AIM -
Print all of the lines exactly. Any picture among them stays out.

DATA LISTING -
* * * * * * * * *
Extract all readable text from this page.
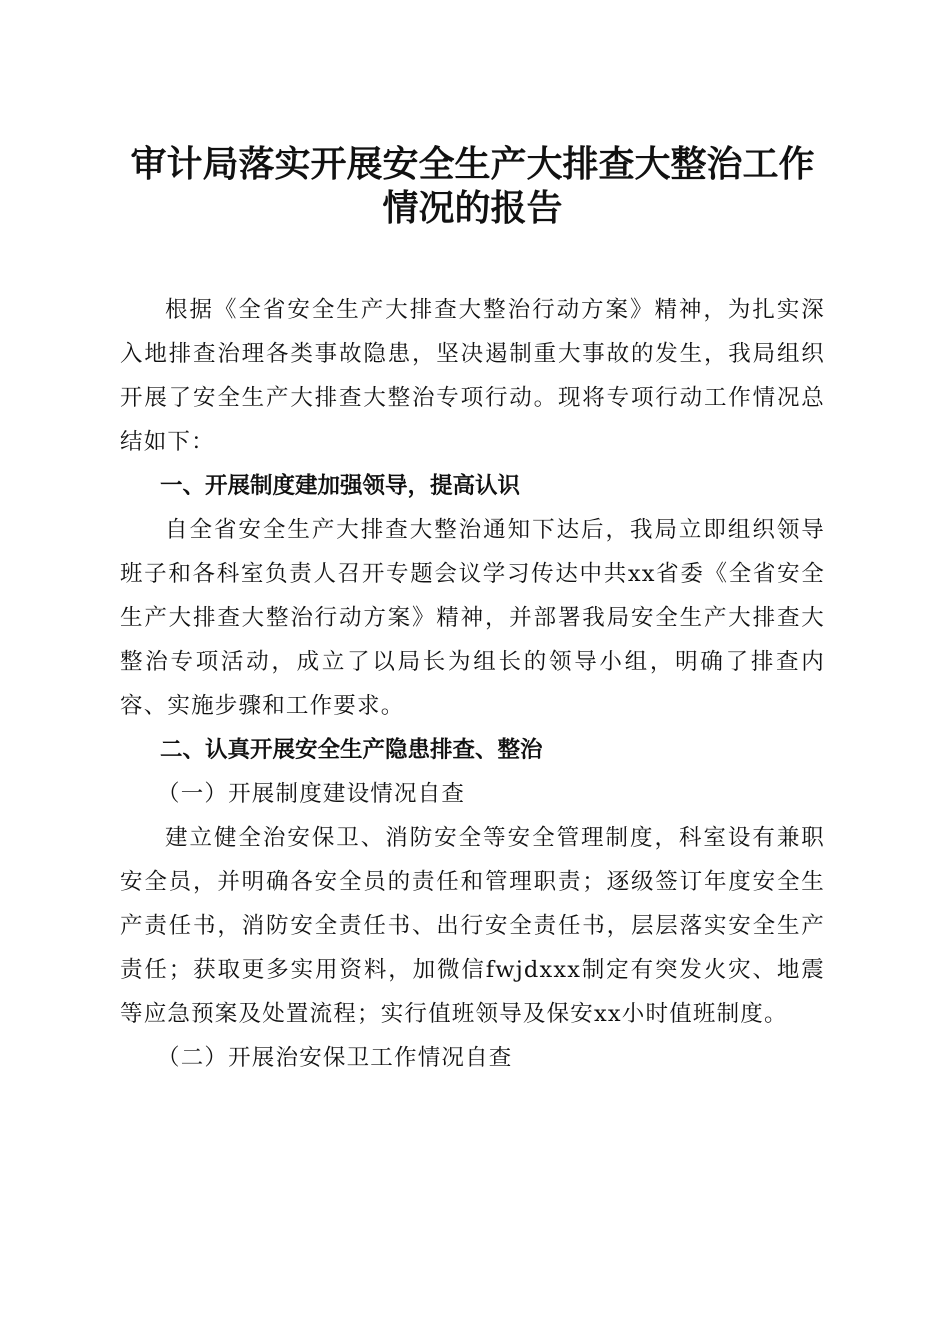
审计局落实开展安全生产大排查大整治工作情况的报告

根据《全省安全生产大排查大整治行动方案》精神，为扎实深入地排查治理各类事故隐患，坚决遏制重大事故的发生，我局组织开展了安全生产大排查大整治专项行动。现将专项行动工作情况总结如下：

一、开展制度建加强领导，提高认识

自全省安全生产大排查大整治通知下达后，我局立即组织领导班子和各科室负责人召开专题会议学习传达中共xx省委《全省安全生产大排查大整治行动方案》精神，并部署我局安全生产大排查大整治专项活动，成立了以局长为组长的领导小组，明确了排查内容、实施步骤和工作要求。

二、认真开展安全生产隐患排查、整治

（一）开展制度建设情况自查

建立健全治安保卫、消防安全等安全管理制度，科室设有兼职安全员，并明确各安全员的责任和管理职责；逐级签订年度安全生产责任书，消防安全责任书、出行安全责任书，层层落实安全生产责任；获取更多实用资料，加微信fwjdxxx制定有突发火灾、地震等应急预案及处置流程；实行值班领导及保安xx小时值班制度。

（二）开展治安保卫工作情况自查
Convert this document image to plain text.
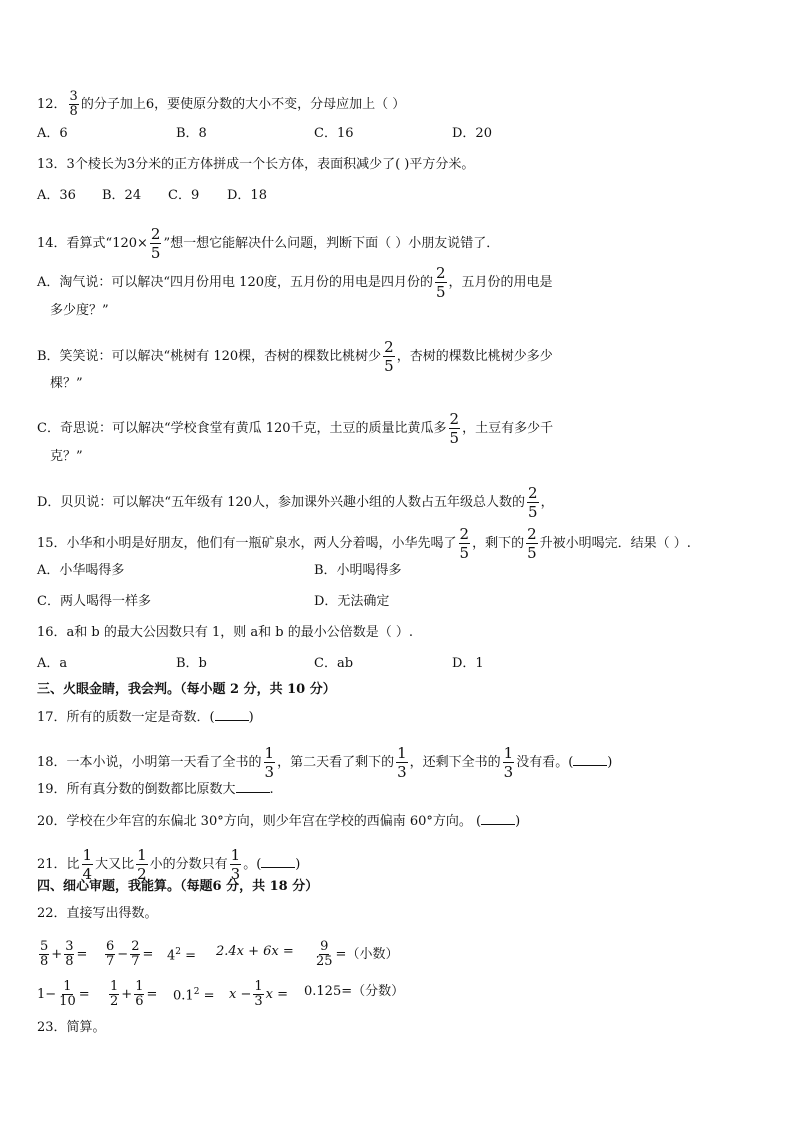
12． $\frac{3}{8}$ 的分子加上6，要使原分数的大小不变，分母应加上（ ）
A．6	B．8	C．16	D．20
13．3个棱长为3分米的正方体拼成一个长方体，表面积减少了( )平方分米。
A．36 B．24 C．9 D．18
14．看算式“$120\times \frac{2}{5}$ ”想一想它能解决什么问题，判断下面（ ）小朋友说错了．
A．淘气说：可以解决“四月份用电 120度，五月份的用电是四月份的 $\frac{2}{5}$ ，五月份的用电是
多少度？”
B．笑笑说：可以解决“桃树有 120棵，杏树的棵数比桃树少 $\frac{2}{5}$ ，杏树的棵数比桃树少多少
棵？”
C．奇思说：可以解决“学校食堂有黄瓜 120千克，土豆的质量比黄瓜多 $\frac{2}{5}$ ，土豆有多少千
克？”
D．贝贝说：可以解决“五年级有 120人，参加课外兴趣小组的人数占五年级总人数的 $\frac{2}{5}$ ，
15．小华和小明是好朋友，他们有一瓶矿泉水，两人分着喝，小华先喝了 $\frac{2}{5}$ ，剩下的 $\frac{2}{5}$ 升被小明喝完．结果（ ）.
A．小华喝得多	B．小明喝得多
C．两人喝得一样多	D．无法确定
16．a和 b 的最大公因数只有 1，则 a和 b 的最小公倍数是（ ）.
A．a	B．b	C．ab	D．1
三、火眼金睛，我会判。（每小题 2 分，共 10 分）
17．所有的质数一定是奇数．(	)
18．一本小说，小明第一天看了全书的 $\frac{1}{3}$ ，第二天看了剩下的 $\frac{1}{3}$ ，还剩下全书的 $\frac{1}{3}$ 没有看。(	)
19．所有真分数的倒数都比原数大	.
20．学校在少年宫的东偏北 30°方向，则少年宫在学校的西偏南 60°方向。 (	)
21．比 $\frac{1}{4}$ 大又比 $\frac{1}{2}$ 小的分数只有 $\frac{1}{3}$ 。(	)
四、细心审题，我能算。（每题6 分，共 18 分）
22．直接写出得数。
$\frac{5}{8} + \frac{3}{8} = \frac{6}{7} - \frac{2}{7} = 4^2 = 2.4x + 6x = \frac{9}{25}$ =（小数）
$1- \frac{1}{10} = \frac{1}{2} + \frac{1}{6} = 0.1^2 = x - \frac{1}{3}$ x = 0.125=（分数）
23．简算。
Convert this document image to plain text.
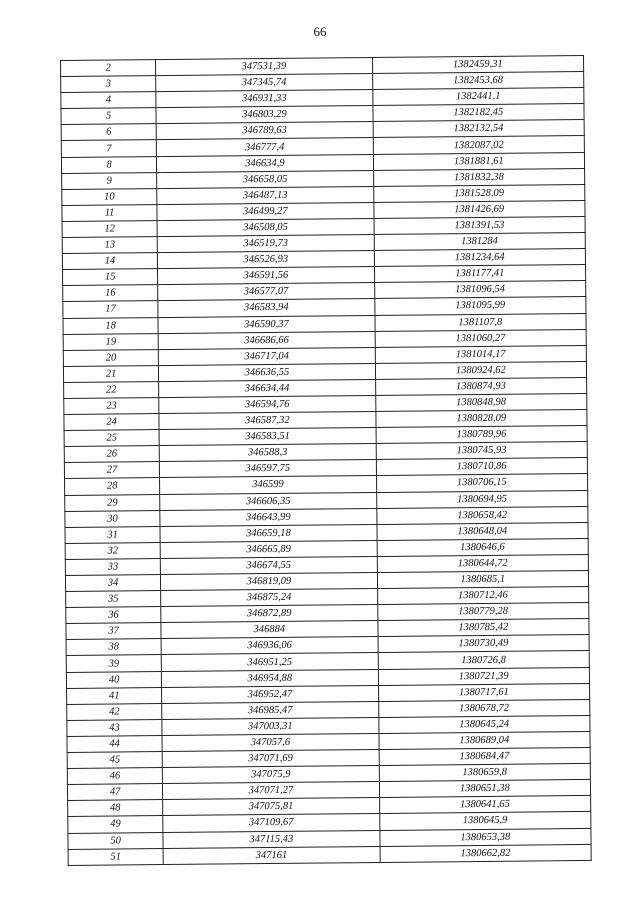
66
2	347531,39	1382459,31
3	347345,74	1382453,68
4	346931,33	1382441,1
5	346803,29	1382182,45
6	346789,63	1382132,54
7	346777,4	1382087,02
8	346634,9	1381881,61
9	346658,05	1381832,38
10	346487,13	1381528,09
11	346499,27	1381426,69
12	346508,05	1381391,53
13	346519,73	1381284
14	346526,93	1381234,64
15	346591,56	1381177,41
16	346577,07	1381096,54
17	346583,94	1381095,99
18	346590,37	1381107,8
19	346686,66	1381060,27
20	346717,04	1381014,17
21	346636,55	1380924,62
22	346634,44	1380874,93
23	346594,76	1380848,98
24	346587,32	1380828,09
25	346583,51	1380789,96
26	346588,3	1380745,93
27	346597,75	1380710,86
28	346599	1380706,15
29	346606,35	1380694,95
30	346643,99	1380658,42
31	346659,18	1380648,04
32	346665,89	1380646,6
33	346674,55	1380644,72
34	346819,09	1380685,1
35	346875,24	1380712,46
36	346872,89	1380779,28
37	346884	1380785,42
38	346936,06	1380730,49
39	346951,25	1380726,8
40	346954,88	1380721,39
41	346952,47	1380717,61
42	346985,47	1380678,72
43	347003,31	1380645,24
44	347057,6	1380689,04
45	347071,69	1380684,47
46	347075,9	1380659,8
47	347071,27	1380651,38
48	347075,81	1380641,65
49	347109,67	1380645,9
50	347115,43	1380653,38
51	347161	1380662,82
* * * * * * * * *
SOLUTION TO THIS TASK -
Extract all readable text from this page.
审计局落实开展安全生产大排查大整治工作情况的报告

根据《全省安全生产大排查大整治行动方案》精神，为扎实深入地排查治理各类事故隐患，坚决遏制重大事故的发生，我局组织开展了安全生产大排查大整治专项行动。现将专项行动工作情况总结如下：

一、开展制度建加强领导，提高认识

自全省安全生产大排查大整治通知下达后，我局立即组织领导班子和各科室负责人召开专题会议学习传达中共xx省委《全省安全生产大排查大整治行动方案》精神，并部署我局安全生产大排查大整治专项活动，成立了以局长为组长的领导小组，明确了排查内容、实施步骤和工作要求。

二、认真开展安全生产隐患排查、整治

（一）开展制度建设情况自查

建立健全治安保卫、消防安全等安全管理制度，科室设有兼职安全员，并明确各安全员的责任和管理职责；逐级签订年度安全生产责任书，消防安全责任书、出行安全责任书，层层落实安全生产责任；获取更多实用资料，加微信fwjdxxx制定有突发火灾、地震等应急预案及处置流程；实行值班领导及保安xx小时值班制度。

（二）开展治安保卫工作情况自查
Convert this document image to plain text.
12． $\frac{3}{8}$ 的分子加上6，要使原分数的大小不变，分母应加上（ ）
A．6	B．8	C．16	D．20
13．3个棱长为3分米的正方体拼成一个长方体，表面积减少了( )平方分米。
A．36 B．24 C．9 D．18
14．看算式“$120\times \frac{2}{5}$ ”想一想它能解决什么问题，判断下面（ ）小朋友说错了．
A．淘气说：可以解决“四月份用电 120度，五月份的用电是四月份的 $\frac{2}{5}$ ，五月份的用电是
多少度？”
B．笑笑说：可以解决“桃树有 120棵，杏树的棵数比桃树少 $\frac{2}{5}$ ，杏树的棵数比桃树少多少
棵？”
C．奇思说：可以解决“学校食堂有黄瓜 120千克，土豆的质量比黄瓜多 $\frac{2}{5}$ ，土豆有多少千
克？”
D．贝贝说：可以解决“五年级有 120人，参加课外兴趣小组的人数占五年级总人数的 $\frac{2}{5}$ ，
15．小华和小明是好朋友，他们有一瓶矿泉水，两人分着喝，小华先喝了 $\frac{2}{5}$ ，剩下的 $\frac{2}{5}$ 升被小明喝完．结果（ ）.
A．小华喝得多	B．小明喝得多
C．两人喝得一样多	D．无法确定
16．a和 b 的最大公因数只有 1，则 a和 b 的最小公倍数是（ ）.
A．a	B．b	C．ab	D．1
三、火眼金睛，我会判。（每小题 2 分，共 10 分）
17．所有的质数一定是奇数．(	)
18．一本小说，小明第一天看了全书的 $\frac{1}{3}$ ，第二天看了剩下的 $\frac{1}{3}$ ，还剩下全书的 $\frac{1}{3}$ 没有看。(	)
19．所有真分数的倒数都比原数大	.
20．学校在少年宫的东偏北 30°方向，则少年宫在学校的西偏南 60°方向。 (	)
21．比 $\frac{1}{4}$ 大又比 $\frac{1}{2}$ 小的分数只有 $\frac{1}{3}$ 。(	)
四、细心审题，我能算。（每题6 分，共 18 分）
22．直接写出得数。
$\frac{5}{8} + \frac{3}{8} = \frac{6}{7} - \frac{2}{7} = 4^2 = 2.4x + 6x = \frac{9}{25}$ =（小数）
$1- \frac{1}{10} = \frac{1}{2} + \frac{1}{6} = 0.1^2 = x - \frac{1}{3}$ x = 0.125=（分数）
23．简算。
Convert this document image to plain text.
66
2	347531,39	1382459,31
3	347345,74	1382453,68
4	346931,33	1382441,1
5	346803,29	1382182,45
6	346789,63	1382132,54
7	346777,4	1382087,02
8	346634,9	1381881,61
9	346658,05	1381832,38
10	346487,13	1381528,09
11	346499,27	1381426,69
12	346508,05	1381391,53
13	346519,73	1381284
14	346526,93	1381234,64
15	346591,56	1381177,41
16	346577,07	1381096,54
17	346583,94	1381095,99
18	346590,37	1381107,8
19	346686,66	1381060,27
20	346717,04	1381014,17
21	346636,55	1380924,62
22	346634,44	1380874,93
23	346594,76	1380848,98
24	346587,32	1380828,09
25	346583,51	1380789,96
26	346588,3	1380745,93
27	346597,75	1380710,86
28	346599	1380706,15
29	346606,35	1380694,95
30	346643,99	1380658,42
31	346659,18	1380648,04
32	346665,89	1380646,6
33	346674,55	1380644,72
34	346819,09	1380685,1
35	346875,24	1380712,46
36	346872,89	1380779,28
37	346884	1380785,42
38	346936,06	1380730,49
39	346951,25	1380726,8
40	346954,88	1380721,39
41	346952,47	1380717,61
42	346985,47	1380678,72
43	347003,31	1380645,24
44	347057,6	1380689,04
45	347071,69	1380684,47
46	347075,9	1380659,8
47	347071,27	1380651,38
48	347075,81	1380641,65
49	347109,67	1380645,9
50	347115,43	1380653,38
51	347161	1380662,82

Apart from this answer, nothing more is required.